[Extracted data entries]
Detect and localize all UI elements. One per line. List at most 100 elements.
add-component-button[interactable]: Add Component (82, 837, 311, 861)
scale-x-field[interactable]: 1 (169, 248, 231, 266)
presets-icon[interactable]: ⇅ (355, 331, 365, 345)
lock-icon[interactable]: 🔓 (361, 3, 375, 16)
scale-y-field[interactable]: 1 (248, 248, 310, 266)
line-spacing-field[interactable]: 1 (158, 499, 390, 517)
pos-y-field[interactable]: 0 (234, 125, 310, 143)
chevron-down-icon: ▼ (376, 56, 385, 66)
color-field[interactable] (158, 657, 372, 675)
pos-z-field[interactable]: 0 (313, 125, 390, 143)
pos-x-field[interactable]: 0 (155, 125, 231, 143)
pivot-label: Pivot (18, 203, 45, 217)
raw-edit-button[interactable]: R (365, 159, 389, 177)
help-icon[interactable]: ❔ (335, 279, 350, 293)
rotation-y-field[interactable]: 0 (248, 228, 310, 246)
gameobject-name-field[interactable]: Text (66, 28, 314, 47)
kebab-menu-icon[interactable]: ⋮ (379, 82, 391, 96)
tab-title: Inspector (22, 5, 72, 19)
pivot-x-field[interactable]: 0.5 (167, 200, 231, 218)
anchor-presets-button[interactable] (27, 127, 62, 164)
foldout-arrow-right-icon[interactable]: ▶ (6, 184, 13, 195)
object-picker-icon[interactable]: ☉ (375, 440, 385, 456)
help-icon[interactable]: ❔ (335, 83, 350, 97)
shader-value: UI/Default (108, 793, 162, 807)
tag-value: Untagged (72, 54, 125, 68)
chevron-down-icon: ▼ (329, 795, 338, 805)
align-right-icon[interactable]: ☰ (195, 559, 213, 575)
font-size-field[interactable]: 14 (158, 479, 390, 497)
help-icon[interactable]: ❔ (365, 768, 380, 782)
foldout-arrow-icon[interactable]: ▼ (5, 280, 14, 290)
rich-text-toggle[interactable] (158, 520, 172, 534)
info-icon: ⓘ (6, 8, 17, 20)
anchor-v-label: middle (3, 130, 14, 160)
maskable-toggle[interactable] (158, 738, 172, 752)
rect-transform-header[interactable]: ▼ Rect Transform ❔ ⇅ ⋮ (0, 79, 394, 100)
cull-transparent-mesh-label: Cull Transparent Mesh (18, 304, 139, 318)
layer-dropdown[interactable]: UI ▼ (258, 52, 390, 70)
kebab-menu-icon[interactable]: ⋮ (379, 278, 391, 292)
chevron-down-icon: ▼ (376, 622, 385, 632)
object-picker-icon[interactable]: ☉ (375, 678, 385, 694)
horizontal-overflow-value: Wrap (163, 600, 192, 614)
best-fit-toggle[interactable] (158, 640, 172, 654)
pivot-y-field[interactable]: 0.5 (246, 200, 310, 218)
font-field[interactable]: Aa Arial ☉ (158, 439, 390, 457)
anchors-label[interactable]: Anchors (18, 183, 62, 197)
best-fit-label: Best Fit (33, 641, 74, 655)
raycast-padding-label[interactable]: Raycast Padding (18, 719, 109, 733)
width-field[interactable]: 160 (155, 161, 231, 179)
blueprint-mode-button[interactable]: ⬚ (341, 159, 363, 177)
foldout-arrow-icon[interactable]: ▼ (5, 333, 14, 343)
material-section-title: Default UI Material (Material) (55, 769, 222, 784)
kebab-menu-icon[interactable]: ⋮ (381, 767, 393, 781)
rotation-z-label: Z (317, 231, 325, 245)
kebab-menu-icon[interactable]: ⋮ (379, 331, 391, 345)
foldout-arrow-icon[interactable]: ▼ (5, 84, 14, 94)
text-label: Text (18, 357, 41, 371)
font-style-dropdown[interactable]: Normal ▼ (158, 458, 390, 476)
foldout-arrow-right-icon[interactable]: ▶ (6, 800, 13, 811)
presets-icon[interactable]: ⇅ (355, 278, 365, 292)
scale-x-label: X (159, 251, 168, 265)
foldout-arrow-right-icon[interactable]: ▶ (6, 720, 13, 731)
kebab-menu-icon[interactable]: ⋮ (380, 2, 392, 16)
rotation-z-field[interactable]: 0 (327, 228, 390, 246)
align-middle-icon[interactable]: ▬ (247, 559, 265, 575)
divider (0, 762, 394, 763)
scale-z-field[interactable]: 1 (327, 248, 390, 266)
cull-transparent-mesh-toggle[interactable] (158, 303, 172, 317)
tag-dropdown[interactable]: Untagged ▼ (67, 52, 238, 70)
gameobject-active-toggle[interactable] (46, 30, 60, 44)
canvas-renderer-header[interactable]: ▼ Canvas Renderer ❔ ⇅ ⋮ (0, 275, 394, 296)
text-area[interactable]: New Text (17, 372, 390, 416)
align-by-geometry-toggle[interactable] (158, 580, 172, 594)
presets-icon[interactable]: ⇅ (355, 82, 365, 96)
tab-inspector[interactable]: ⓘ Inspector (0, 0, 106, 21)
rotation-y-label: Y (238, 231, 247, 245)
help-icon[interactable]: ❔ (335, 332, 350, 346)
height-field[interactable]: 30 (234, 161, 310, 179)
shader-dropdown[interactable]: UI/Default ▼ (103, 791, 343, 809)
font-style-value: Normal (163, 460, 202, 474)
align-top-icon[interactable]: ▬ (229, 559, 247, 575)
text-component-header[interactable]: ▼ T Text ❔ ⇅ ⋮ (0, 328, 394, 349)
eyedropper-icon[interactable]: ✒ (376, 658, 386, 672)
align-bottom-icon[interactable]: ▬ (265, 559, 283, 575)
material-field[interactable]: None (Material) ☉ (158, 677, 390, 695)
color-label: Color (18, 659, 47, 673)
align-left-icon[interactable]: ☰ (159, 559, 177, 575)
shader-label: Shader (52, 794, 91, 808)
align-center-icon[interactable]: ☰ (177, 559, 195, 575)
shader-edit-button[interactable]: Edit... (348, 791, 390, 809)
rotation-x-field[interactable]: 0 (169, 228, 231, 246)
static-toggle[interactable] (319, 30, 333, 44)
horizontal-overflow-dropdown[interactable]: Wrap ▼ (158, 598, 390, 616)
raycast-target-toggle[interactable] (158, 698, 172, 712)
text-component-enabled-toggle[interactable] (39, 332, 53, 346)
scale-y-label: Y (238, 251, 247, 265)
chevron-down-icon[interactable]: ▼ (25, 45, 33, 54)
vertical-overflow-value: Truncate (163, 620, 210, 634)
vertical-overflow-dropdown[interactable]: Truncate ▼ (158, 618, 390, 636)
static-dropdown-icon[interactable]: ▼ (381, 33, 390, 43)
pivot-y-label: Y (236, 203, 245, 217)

* Problem
Can you write out the material word for word, from its first line through the line holding "pivot-y-field[interactable]: 0.5 (246, 200, 310, 218)", with both of those lines included?

* Result of the task
Detect and localize all UI elements. One per line. List at most 100 elements.
add-component-button[interactable]: Add Component (82, 837, 311, 861)
scale-x-field[interactable]: 1 (169, 248, 231, 266)
presets-icon[interactable]: ⇅ (355, 331, 365, 345)
lock-icon[interactable]: 🔓 (361, 3, 375, 16)
scale-y-field[interactable]: 1 (248, 248, 310, 266)
line-spacing-field[interactable]: 1 (158, 499, 390, 517)
pos-y-field[interactable]: 0 (234, 125, 310, 143)
chevron-down-icon: ▼ (376, 56, 385, 66)
color-field[interactable] (158, 657, 372, 675)
pos-z-field[interactable]: 0 (313, 125, 390, 143)
pos-x-field[interactable]: 0 (155, 125, 231, 143)
pivot-label: Pivot (18, 203, 45, 217)
raw-edit-button[interactable]: R (365, 159, 389, 177)
help-icon[interactable]: ❔ (335, 279, 350, 293)
rotation-y-field[interactable]: 0 (248, 228, 310, 246)
gameobject-name-field[interactable]: Text (66, 28, 314, 47)
kebab-menu-icon[interactable]: ⋮ (379, 82, 391, 96)
tab-title: Inspector (22, 5, 72, 19)
pivot-x-field[interactable]: 0.5 (167, 200, 231, 218)
anchor-presets-button[interactable] (27, 127, 62, 164)
foldout-arrow-right-icon[interactable]: ▶ (6, 184, 13, 195)
object-picker-icon[interactable]: ☉ (375, 440, 385, 456)
help-icon[interactable]: ❔ (335, 83, 350, 97)
shader-value: UI/Default (108, 793, 162, 807)
tag-value: Untagged (72, 54, 125, 68)
chevron-down-icon: ▼ (329, 795, 338, 805)
align-right-icon[interactable]: ☰ (195, 559, 213, 575)
font-size-field[interactable]: 14 (158, 479, 390, 497)
help-icon[interactable]: ❔ (365, 768, 380, 782)
foldout-arrow-icon[interactable]: ▼ (5, 280, 14, 290)
rich-text-toggle[interactable] (158, 520, 172, 534)
info-icon: ⓘ (6, 8, 17, 20)
anchor-v-label: middle (3, 130, 14, 160)
maskable-toggle[interactable] (158, 738, 172, 752)
rect-transform-header[interactable]: ▼ Rect Transform ❔ ⇅ ⋮ (0, 79, 394, 100)
cull-transparent-mesh-label: Cull Transparent Mesh (18, 304, 139, 318)
layer-dropdown[interactable]: UI ▼ (258, 52, 390, 70)
kebab-menu-icon[interactable]: ⋮ (379, 278, 391, 292)
chevron-down-icon: ▼ (376, 622, 385, 632)
object-picker-icon[interactable]: ☉ (375, 678, 385, 694)
horizontal-overflow-value: Wrap (163, 600, 192, 614)
best-fit-toggle[interactable] (158, 640, 172, 654)
pivot-y-field[interactable]: 0.5 (246, 200, 310, 218)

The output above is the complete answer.